> _Given task_
Gather the lines from the material that contain "icon".

* * * * *

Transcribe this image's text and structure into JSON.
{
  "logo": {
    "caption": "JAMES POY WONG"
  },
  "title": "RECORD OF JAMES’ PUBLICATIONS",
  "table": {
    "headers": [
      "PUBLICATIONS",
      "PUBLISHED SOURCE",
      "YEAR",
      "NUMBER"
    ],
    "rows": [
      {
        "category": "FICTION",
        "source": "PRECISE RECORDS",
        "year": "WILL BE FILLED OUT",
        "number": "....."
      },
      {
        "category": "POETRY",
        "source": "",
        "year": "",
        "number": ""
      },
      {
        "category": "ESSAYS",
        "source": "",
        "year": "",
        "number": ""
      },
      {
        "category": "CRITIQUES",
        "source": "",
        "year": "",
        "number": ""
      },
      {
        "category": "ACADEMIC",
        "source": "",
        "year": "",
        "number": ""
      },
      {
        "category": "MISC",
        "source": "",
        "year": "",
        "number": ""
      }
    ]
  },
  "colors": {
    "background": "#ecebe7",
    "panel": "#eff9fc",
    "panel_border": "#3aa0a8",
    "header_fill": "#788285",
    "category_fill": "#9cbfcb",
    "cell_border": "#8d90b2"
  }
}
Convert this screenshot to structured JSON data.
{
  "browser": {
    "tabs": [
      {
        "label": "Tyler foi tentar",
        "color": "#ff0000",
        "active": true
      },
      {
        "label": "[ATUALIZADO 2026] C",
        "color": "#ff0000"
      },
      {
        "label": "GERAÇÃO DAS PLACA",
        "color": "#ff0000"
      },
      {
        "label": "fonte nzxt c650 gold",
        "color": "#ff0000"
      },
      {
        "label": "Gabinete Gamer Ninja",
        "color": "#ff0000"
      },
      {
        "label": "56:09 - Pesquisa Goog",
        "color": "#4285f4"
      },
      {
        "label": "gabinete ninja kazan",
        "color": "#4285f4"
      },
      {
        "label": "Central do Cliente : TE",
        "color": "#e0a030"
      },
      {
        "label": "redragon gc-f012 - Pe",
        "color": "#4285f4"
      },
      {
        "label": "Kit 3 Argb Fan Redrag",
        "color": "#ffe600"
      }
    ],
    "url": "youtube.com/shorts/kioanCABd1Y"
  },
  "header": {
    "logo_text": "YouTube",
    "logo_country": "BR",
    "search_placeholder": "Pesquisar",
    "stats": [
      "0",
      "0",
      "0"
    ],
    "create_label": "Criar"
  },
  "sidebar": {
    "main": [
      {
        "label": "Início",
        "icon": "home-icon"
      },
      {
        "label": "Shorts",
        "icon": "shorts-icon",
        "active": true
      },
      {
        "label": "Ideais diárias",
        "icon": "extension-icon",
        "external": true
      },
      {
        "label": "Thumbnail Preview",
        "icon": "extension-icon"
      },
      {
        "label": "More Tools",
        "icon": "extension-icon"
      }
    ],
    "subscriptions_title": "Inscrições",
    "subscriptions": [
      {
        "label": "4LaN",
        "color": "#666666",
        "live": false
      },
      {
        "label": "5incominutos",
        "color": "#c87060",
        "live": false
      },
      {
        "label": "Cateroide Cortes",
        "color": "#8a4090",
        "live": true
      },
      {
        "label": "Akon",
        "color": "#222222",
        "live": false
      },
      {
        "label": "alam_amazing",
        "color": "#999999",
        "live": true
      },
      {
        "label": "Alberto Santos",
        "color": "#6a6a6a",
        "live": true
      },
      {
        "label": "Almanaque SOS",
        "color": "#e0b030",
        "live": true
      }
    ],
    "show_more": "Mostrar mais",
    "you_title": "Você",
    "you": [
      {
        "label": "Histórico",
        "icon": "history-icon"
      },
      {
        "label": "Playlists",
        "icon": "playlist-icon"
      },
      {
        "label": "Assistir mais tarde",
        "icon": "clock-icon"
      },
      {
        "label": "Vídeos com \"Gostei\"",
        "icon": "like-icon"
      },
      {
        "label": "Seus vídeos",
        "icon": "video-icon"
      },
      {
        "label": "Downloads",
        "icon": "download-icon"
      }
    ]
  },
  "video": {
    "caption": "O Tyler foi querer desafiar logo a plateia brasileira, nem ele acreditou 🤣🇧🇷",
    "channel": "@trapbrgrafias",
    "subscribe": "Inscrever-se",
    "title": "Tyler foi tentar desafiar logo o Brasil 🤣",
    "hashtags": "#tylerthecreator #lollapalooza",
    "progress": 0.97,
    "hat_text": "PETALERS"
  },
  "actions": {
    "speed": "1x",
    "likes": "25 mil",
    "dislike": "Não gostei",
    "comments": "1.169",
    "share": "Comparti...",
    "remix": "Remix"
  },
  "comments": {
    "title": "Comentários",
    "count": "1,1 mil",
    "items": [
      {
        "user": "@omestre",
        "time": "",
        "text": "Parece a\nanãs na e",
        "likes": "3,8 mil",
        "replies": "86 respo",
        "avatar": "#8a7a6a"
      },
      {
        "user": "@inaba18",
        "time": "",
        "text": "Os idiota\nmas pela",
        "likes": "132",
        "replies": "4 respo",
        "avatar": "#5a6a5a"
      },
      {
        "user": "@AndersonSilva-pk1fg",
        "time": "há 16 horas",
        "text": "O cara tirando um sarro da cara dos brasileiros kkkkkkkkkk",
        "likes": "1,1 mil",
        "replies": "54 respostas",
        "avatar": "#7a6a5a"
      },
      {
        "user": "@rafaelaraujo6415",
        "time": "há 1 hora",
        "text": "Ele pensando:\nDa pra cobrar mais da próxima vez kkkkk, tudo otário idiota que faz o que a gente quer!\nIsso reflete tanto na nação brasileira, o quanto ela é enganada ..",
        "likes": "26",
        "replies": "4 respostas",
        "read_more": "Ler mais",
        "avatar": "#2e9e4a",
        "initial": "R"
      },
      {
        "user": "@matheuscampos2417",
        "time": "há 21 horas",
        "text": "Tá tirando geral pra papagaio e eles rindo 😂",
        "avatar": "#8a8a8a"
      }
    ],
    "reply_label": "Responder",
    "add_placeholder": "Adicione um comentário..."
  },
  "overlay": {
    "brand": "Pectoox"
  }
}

* * * * *

> _The response_
        "icon": "home-icon"
        "icon": "shorts-icon",
        "icon": "extension-icon",
        "icon": "extension-icon"
        "icon": "extension-icon"
        "icon": "history-icon"
        "icon": "playlist-icon"
        "icon": "clock-icon"
        "icon": "like-icon"
        "icon": "video-icon"
        "icon": "download-icon"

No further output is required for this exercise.